» Items from a data source
--

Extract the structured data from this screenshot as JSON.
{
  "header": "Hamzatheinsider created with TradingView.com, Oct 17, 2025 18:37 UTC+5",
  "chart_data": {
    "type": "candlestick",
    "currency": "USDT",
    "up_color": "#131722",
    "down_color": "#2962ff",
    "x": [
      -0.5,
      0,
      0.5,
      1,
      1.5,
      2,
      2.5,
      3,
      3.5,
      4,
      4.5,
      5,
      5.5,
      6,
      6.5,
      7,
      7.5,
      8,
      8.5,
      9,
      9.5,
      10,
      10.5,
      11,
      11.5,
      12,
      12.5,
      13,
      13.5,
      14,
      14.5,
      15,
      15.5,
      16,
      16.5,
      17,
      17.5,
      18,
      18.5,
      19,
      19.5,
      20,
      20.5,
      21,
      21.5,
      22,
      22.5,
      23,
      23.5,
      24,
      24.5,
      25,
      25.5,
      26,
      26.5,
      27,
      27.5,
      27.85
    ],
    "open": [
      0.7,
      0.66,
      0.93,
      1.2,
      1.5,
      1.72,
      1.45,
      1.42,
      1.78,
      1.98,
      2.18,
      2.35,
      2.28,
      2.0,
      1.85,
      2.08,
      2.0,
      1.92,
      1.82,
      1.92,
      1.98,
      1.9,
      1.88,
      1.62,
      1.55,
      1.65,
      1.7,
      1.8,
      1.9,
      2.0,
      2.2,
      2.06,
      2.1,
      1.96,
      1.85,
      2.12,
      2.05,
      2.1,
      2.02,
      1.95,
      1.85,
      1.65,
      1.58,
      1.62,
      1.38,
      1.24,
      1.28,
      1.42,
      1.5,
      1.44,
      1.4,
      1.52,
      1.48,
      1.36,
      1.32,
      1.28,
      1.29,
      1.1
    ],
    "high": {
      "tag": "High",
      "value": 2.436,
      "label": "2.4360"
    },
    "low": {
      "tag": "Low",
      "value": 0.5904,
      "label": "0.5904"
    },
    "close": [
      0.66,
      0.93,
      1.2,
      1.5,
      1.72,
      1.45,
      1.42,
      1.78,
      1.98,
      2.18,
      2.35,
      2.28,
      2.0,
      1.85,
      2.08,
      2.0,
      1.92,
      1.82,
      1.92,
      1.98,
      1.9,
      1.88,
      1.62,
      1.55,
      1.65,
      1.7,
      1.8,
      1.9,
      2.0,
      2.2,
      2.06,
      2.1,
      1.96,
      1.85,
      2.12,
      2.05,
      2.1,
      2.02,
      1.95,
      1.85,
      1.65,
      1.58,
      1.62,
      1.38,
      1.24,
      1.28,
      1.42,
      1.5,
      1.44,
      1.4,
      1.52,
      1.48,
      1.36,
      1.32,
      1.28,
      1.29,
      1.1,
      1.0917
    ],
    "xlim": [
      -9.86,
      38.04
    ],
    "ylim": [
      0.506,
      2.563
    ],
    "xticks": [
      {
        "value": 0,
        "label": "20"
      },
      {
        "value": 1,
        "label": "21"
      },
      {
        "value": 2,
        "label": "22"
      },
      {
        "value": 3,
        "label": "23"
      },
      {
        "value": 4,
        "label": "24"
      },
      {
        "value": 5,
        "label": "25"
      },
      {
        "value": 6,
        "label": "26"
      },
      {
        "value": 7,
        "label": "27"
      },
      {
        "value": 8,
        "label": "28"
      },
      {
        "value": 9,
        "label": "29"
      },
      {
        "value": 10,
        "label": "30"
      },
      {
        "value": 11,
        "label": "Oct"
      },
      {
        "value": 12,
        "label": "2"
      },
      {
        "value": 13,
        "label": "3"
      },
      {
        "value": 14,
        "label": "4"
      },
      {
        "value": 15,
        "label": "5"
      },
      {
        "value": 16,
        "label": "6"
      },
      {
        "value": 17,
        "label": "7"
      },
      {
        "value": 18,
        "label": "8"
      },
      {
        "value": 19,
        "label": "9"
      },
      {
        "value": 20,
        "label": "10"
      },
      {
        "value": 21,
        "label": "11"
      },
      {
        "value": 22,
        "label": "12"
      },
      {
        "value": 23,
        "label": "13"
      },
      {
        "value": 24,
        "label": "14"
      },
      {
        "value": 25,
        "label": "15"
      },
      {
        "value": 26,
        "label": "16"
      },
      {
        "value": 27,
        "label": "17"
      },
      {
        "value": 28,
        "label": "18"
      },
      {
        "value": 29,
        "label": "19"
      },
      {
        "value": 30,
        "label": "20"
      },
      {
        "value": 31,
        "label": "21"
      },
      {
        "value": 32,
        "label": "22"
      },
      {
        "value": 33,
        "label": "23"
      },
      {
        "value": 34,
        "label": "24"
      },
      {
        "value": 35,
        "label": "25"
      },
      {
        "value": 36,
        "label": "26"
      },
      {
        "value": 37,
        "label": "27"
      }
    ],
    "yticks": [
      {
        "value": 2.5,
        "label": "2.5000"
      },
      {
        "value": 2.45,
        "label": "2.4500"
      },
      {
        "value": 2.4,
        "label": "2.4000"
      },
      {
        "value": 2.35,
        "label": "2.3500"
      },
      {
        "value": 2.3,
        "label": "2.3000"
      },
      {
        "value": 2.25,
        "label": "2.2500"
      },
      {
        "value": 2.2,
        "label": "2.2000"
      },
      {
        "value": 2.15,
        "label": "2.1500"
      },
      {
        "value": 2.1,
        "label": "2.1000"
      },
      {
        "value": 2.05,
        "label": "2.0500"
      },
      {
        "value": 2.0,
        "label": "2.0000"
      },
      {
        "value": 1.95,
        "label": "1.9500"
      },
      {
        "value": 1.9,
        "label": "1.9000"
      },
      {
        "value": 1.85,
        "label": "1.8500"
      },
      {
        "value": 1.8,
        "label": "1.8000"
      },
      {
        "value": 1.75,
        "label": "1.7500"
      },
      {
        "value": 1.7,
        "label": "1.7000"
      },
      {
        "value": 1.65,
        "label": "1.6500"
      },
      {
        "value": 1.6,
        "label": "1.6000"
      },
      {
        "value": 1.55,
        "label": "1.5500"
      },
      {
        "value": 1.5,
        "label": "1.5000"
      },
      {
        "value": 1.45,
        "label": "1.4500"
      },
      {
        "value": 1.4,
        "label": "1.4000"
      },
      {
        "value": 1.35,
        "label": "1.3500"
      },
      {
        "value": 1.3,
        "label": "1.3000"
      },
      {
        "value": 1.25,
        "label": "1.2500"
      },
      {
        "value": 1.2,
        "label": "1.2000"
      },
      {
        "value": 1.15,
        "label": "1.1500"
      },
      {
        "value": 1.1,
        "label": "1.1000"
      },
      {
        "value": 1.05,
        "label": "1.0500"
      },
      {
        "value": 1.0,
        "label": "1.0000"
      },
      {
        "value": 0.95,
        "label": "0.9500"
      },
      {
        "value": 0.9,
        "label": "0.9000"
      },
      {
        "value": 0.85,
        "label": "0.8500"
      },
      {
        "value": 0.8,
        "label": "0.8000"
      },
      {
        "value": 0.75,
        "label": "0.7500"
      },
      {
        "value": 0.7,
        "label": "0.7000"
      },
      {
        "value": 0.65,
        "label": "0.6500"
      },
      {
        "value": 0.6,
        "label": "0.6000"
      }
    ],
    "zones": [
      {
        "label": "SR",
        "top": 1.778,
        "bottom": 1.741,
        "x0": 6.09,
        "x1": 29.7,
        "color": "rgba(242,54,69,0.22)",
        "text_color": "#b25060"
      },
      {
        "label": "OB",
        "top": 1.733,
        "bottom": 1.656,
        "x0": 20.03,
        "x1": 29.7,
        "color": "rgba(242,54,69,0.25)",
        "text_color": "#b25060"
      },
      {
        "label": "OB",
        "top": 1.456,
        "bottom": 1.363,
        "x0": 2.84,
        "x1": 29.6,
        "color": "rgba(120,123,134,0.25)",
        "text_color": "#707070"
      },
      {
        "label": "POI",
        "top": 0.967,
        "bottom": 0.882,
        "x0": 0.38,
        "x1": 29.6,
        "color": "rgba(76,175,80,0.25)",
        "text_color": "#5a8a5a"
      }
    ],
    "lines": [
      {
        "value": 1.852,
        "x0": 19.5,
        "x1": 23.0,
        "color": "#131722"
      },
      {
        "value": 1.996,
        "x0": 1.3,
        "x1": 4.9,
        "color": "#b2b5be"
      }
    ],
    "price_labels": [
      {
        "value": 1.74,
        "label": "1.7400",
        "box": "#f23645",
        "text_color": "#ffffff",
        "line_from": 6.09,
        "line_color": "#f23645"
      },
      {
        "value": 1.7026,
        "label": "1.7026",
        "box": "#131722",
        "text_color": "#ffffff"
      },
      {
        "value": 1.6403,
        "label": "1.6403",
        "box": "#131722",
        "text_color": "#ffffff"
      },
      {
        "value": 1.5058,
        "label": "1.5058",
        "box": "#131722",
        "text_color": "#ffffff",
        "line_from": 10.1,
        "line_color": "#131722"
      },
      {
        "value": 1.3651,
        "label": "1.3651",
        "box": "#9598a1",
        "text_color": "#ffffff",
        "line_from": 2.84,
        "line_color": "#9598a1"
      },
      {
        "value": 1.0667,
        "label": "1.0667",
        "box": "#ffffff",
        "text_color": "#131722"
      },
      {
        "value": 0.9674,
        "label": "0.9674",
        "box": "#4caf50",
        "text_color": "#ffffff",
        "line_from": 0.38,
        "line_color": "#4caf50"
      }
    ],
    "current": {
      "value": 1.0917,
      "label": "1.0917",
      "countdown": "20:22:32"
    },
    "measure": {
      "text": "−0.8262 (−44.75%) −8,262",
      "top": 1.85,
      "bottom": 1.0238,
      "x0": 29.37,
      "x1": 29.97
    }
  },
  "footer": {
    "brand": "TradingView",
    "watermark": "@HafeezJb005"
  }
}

--

» PROBLEM STATEMENT
Provide only the number of lines in the entries that hold the word "bottom".

» EXPECTED OUTPUT
5